Data entries:
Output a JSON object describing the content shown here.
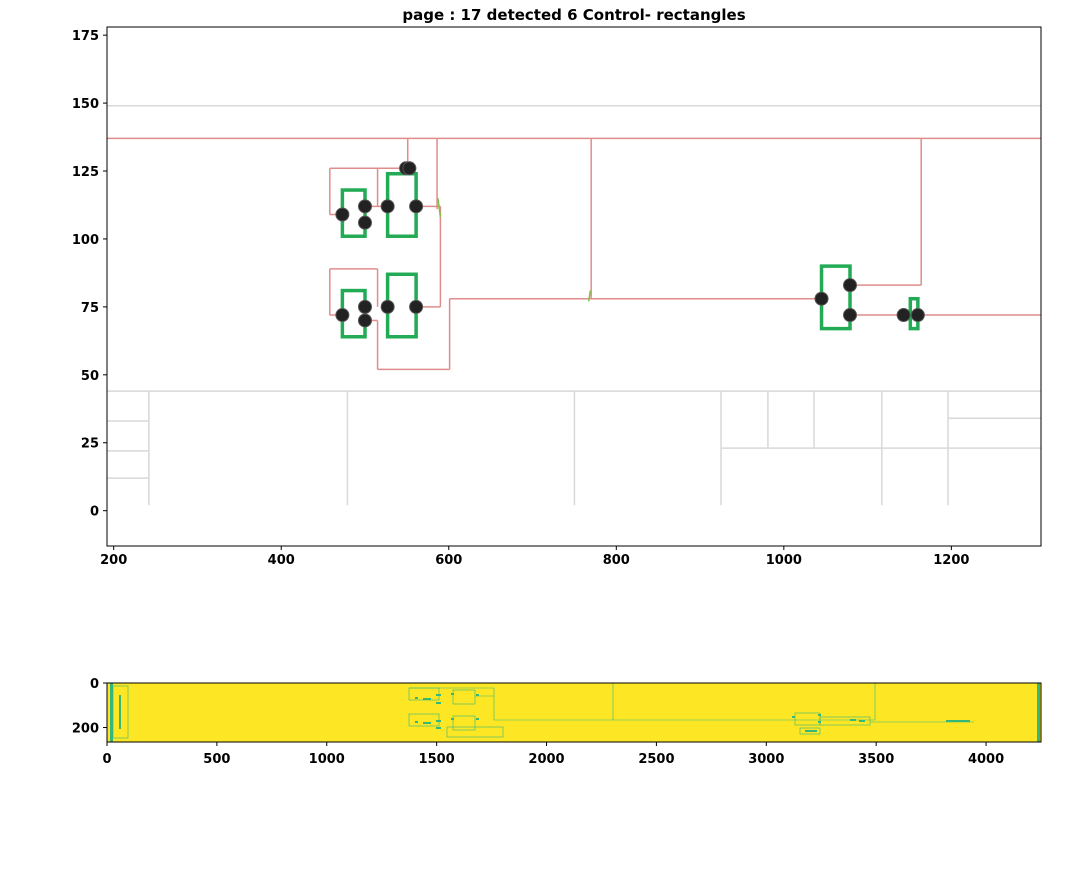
{
  "chart_data": [
    {
      "type": "scatter",
      "title": "page : 17 detected 6 Control- rectangles",
      "xlabel": "",
      "ylabel": "",
      "xlim": [
        192,
        1307
      ],
      "ylim": [
        -13,
        178
      ],
      "xticks": [
        200,
        400,
        600,
        800,
        1000,
        1200
      ],
      "yticks": [
        0,
        25,
        50,
        75,
        100,
        125,
        150,
        175
      ],
      "grid": false,
      "background_lines": [
        [
          [
            192,
            149
          ],
          [
            1307,
            149
          ]
        ],
        [
          [
            192,
            44
          ],
          [
            1307,
            44
          ]
        ],
        [
          [
            242,
            44
          ],
          [
            242,
            2
          ]
        ],
        [
          [
            192,
            33
          ],
          [
            242,
            33
          ]
        ],
        [
          [
            192,
            22
          ],
          [
            242,
            22
          ]
        ],
        [
          [
            192,
            12
          ],
          [
            242,
            12
          ]
        ],
        [
          [
            479,
            44
          ],
          [
            479,
            2
          ]
        ],
        [
          [
            750,
            44
          ],
          [
            750,
            2
          ]
        ],
        [
          [
            925,
            44
          ],
          [
            925,
            2
          ]
        ],
        [
          [
            981,
            44
          ],
          [
            981,
            23
          ]
        ],
        [
          [
            1036,
            44
          ],
          [
            1036,
            23
          ]
        ],
        [
          [
            925,
            23
          ],
          [
            1307,
            23
          ]
        ],
        [
          [
            1117,
            44
          ],
          [
            1117,
            2
          ]
        ],
        [
          [
            1196,
            44
          ],
          [
            1196,
            2
          ]
        ],
        [
          [
            1196,
            34
          ],
          [
            1307,
            34
          ]
        ]
      ],
      "wires": [
        [
          [
            192,
            137
          ],
          [
            1307,
            137
          ]
        ],
        [
          [
            551,
            137
          ],
          [
            551,
            126
          ]
        ],
        [
          [
            586,
            137
          ],
          [
            586,
            111
          ]
        ],
        [
          [
            770,
            137
          ],
          [
            770,
            78
          ]
        ],
        [
          [
            1164,
            137
          ],
          [
            1164,
            83
          ]
        ],
        [
          [
            1079,
            83
          ],
          [
            1164,
            83
          ]
        ],
        [
          [
            601,
            78
          ],
          [
            1045,
            78
          ]
        ],
        [
          [
            601,
            78
          ],
          [
            601,
            52
          ]
        ],
        [
          [
            515,
            52
          ],
          [
            601,
            52
          ]
        ],
        [
          [
            515,
            52
          ],
          [
            515,
            70
          ]
        ],
        [
          [
            515,
            70
          ],
          [
            500,
            70
          ]
        ],
        [
          [
            458,
            126
          ],
          [
            551,
            126
          ]
        ],
        [
          [
            458,
            126
          ],
          [
            458,
            109
          ]
        ],
        [
          [
            458,
            109
          ],
          [
            473,
            109
          ]
        ],
        [
          [
            458,
            89
          ],
          [
            515,
            89
          ]
        ],
        [
          [
            458,
            89
          ],
          [
            458,
            72
          ]
        ],
        [
          [
            458,
            72
          ],
          [
            473,
            72
          ]
        ],
        [
          [
            515,
            89
          ],
          [
            515,
            75
          ]
        ],
        [
          [
            515,
            126
          ],
          [
            515,
            112
          ]
        ],
        [
          [
            500,
            112
          ],
          [
            527,
            112
          ]
        ],
        [
          [
            561,
            112
          ],
          [
            590,
            112
          ]
        ],
        [
          [
            561,
            75
          ],
          [
            590,
            75
          ]
        ],
        [
          [
            590,
            112
          ],
          [
            590,
            75
          ]
        ],
        [
          [
            1079,
            72
          ],
          [
            1307,
            72
          ]
        ],
        [
          [
            1045,
            78
          ],
          [
            1045,
            72
          ]
        ],
        [
          [
            1143,
            72
          ],
          [
            1160,
            72
          ]
        ]
      ],
      "rectangles": [
        {
          "x0": 473,
          "x1": 500,
          "y0": 101,
          "y1": 118
        },
        {
          "x0": 527,
          "x1": 561,
          "y0": 101,
          "y1": 124
        },
        {
          "x0": 473,
          "x1": 500,
          "y0": 64,
          "y1": 81
        },
        {
          "x0": 527,
          "x1": 561,
          "y0": 64,
          "y1": 87
        },
        {
          "x0": 1045,
          "x1": 1079,
          "y0": 67,
          "y1": 90
        },
        {
          "x0": 1151,
          "x1": 1160,
          "y0": 67,
          "y1": 78
        }
      ],
      "points": [
        {
          "x": 473,
          "y": 109
        },
        {
          "x": 500,
          "y": 112
        },
        {
          "x": 500,
          "y": 106
        },
        {
          "x": 527,
          "y": 112
        },
        {
          "x": 561,
          "y": 112
        },
        {
          "x": 549,
          "y": 126
        },
        {
          "x": 553,
          "y": 126
        },
        {
          "x": 473,
          "y": 72
        },
        {
          "x": 500,
          "y": 75
        },
        {
          "x": 500,
          "y": 70
        },
        {
          "x": 527,
          "y": 75
        },
        {
          "x": 561,
          "y": 75
        },
        {
          "x": 1045,
          "y": 78
        },
        {
          "x": 1079,
          "y": 83
        },
        {
          "x": 1079,
          "y": 72
        },
        {
          "x": 1143,
          "y": 72
        },
        {
          "x": 1160,
          "y": 72
        }
      ],
      "colors": {
        "wire": "#e08c8c",
        "background_line": "#d8d8d8",
        "rectangle": "#22aa55",
        "point": "#222222",
        "diagonal_mark": "#7cc242"
      }
    },
    {
      "type": "heatmap",
      "title": "",
      "xlim": [
        0,
        4250
      ],
      "ylim": [
        265,
        0
      ],
      "xticks": [
        0,
        500,
        1000,
        1500,
        2000,
        2500,
        3000,
        3500,
        4000
      ],
      "yticks": [
        0,
        200
      ],
      "background_color": "#fde725",
      "line_color": "#35b779"
    }
  ]
}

-- Your objective --
Make an exact copy of every record, pictures excluded.

-- Task response --
Output a JSON object describing the content shown here.
{
  "chart_data": [
    {
      "type": "scatter",
      "title": "page : 17 detected 6 Control- rectangles",
      "xlabel": "",
      "ylabel": "",
      "xlim": [
        192,
        1307
      ],
      "ylim": [
        -13,
        178
      ],
      "xticks": [
        200,
        400,
        600,
        800,
        1000,
        1200
      ],
      "yticks": [
        0,
        25,
        50,
        75,
        100,
        125,
        150,
        175
      ],
      "grid": false,
      "background_lines": [
        [
          [
            192,
            149
          ],
          [
            1307,
            149
          ]
        ],
        [
          [
            192,
            44
          ],
          [
            1307,
            44
          ]
        ],
        [
          [
            242,
            44
          ],
          [
            242,
            2
          ]
        ],
        [
          [
            192,
            33
          ],
          [
            242,
            33
          ]
        ],
        [
          [
            192,
            22
          ],
          [
            242,
            22
          ]
        ],
        [
          [
            192,
            12
          ],
          [
            242,
            12
          ]
        ],
        [
          [
            479,
            44
          ],
          [
            479,
            2
          ]
        ],
        [
          [
            750,
            44
          ],
          [
            750,
            2
          ]
        ],
        [
          [
            925,
            44
          ],
          [
            925,
            2
          ]
        ],
        [
          [
            981,
            44
          ],
          [
            981,
            23
          ]
        ],
        [
          [
            1036,
            44
          ],
          [
            1036,
            23
          ]
        ],
        [
          [
            925,
            23
          ],
          [
            1307,
            23
          ]
        ],
        [
          [
            1117,
            44
          ],
          [
            1117,
            2
          ]
        ],
        [
          [
            1196,
            44
          ],
          [
            1196,
            2
          ]
        ],
        [
          [
            1196,
            34
          ],
          [
            1307,
            34
          ]
        ]
      ],
      "wires": [
        [
          [
            192,
            137
          ],
          [
            1307,
            137
          ]
        ],
        [
          [
            551,
            137
          ],
          [
            551,
            126
          ]
        ],
        [
          [
            586,
            137
          ],
          [
            586,
            111
          ]
        ],
        [
          [
            770,
            137
          ],
          [
            770,
            78
          ]
        ],
        [
          [
            1164,
            137
          ],
          [
            1164,
            83
          ]
        ],
        [
          [
            1079,
            83
          ],
          [
            1164,
            83
          ]
        ],
        [
          [
            601,
            78
          ],
          [
            1045,
            78
          ]
        ],
        [
          [
            601,
            78
          ],
          [
            601,
            52
          ]
        ],
        [
          [
            515,
            52
          ],
          [
            601,
            52
          ]
        ],
        [
          [
            515,
            52
          ],
          [
            515,
            70
          ]
        ],
        [
          [
            515,
            70
          ],
          [
            500,
            70
          ]
        ],
        [
          [
            458,
            126
          ],
          [
            551,
            126
          ]
        ],
        [
          [
            458,
            126
          ],
          [
            458,
            109
          ]
        ],
        [
          [
            458,
            109
          ],
          [
            473,
            109
          ]
        ],
        [
          [
            458,
            89
          ],
          [
            515,
            89
          ]
        ],
        [
          [
            458,
            89
          ],
          [
            458,
            72
          ]
        ],
        [
          [
            458,
            72
          ],
          [
            473,
            72
          ]
        ],
        [
          [
            515,
            89
          ],
          [
            515,
            75
          ]
        ],
        [
          [
            515,
            126
          ],
          [
            515,
            112
          ]
        ],
        [
          [
            500,
            112
          ],
          [
            527,
            112
          ]
        ],
        [
          [
            561,
            112
          ],
          [
            590,
            112
          ]
        ],
        [
          [
            561,
            75
          ],
          [
            590,
            75
          ]
        ],
        [
          [
            590,
            112
          ],
          [
            590,
            75
          ]
        ],
        [
          [
            1079,
            72
          ],
          [
            1307,
            72
          ]
        ],
        [
          [
            1045,
            78
          ],
          [
            1045,
            72
          ]
        ],
        [
          [
            1143,
            72
          ],
          [
            1160,
            72
          ]
        ]
      ],
      "rectangles": [
        {
          "x0": 473,
          "x1": 500,
          "y0": 101,
          "y1": 118
        },
        {
          "x0": 527,
          "x1": 561,
          "y0": 101,
          "y1": 124
        },
        {
          "x0": 473,
          "x1": 500,
          "y0": 64,
          "y1": 81
        },
        {
          "x0": 527,
          "x1": 561,
          "y0": 64,
          "y1": 87
        },
        {
          "x0": 1045,
          "x1": 1079,
          "y0": 67,
          "y1": 90
        },
        {
          "x0": 1151,
          "x1": 1160,
          "y0": 67,
          "y1": 78
        }
      ],
      "points": [
        {
          "x": 473,
          "y": 109
        },
        {
          "x": 500,
          "y": 112
        },
        {
          "x": 500,
          "y": 106
        },
        {
          "x": 527,
          "y": 112
        },
        {
          "x": 561,
          "y": 112
        },
        {
          "x": 549,
          "y": 126
        },
        {
          "x": 553,
          "y": 126
        },
        {
          "x": 473,
          "y": 72
        },
        {
          "x": 500,
          "y": 75
        },
        {
          "x": 500,
          "y": 70
        },
        {
          "x": 527,
          "y": 75
        },
        {
          "x": 561,
          "y": 75
        },
        {
          "x": 1045,
          "y": 78
        },
        {
          "x": 1079,
          "y": 83
        },
        {
          "x": 1079,
          "y": 72
        },
        {
          "x": 1143,
          "y": 72
        },
        {
          "x": 1160,
          "y": 72
        }
      ],
      "colors": {
        "wire": "#e08c8c",
        "background_line": "#d8d8d8",
        "rectangle": "#22aa55",
        "point": "#222222",
        "diagonal_mark": "#7cc242"
      }
    },
    {
      "type": "heatmap",
      "title": "",
      "xlim": [
        0,
        4250
      ],
      "ylim": [
        265,
        0
      ],
      "xticks": [
        0,
        500,
        1000,
        1500,
        2000,
        2500,
        3000,
        3500,
        4000
      ],
      "yticks": [
        0,
        200
      ],
      "background_color": "#fde725",
      "line_color": "#35b779"
    }
  ]
}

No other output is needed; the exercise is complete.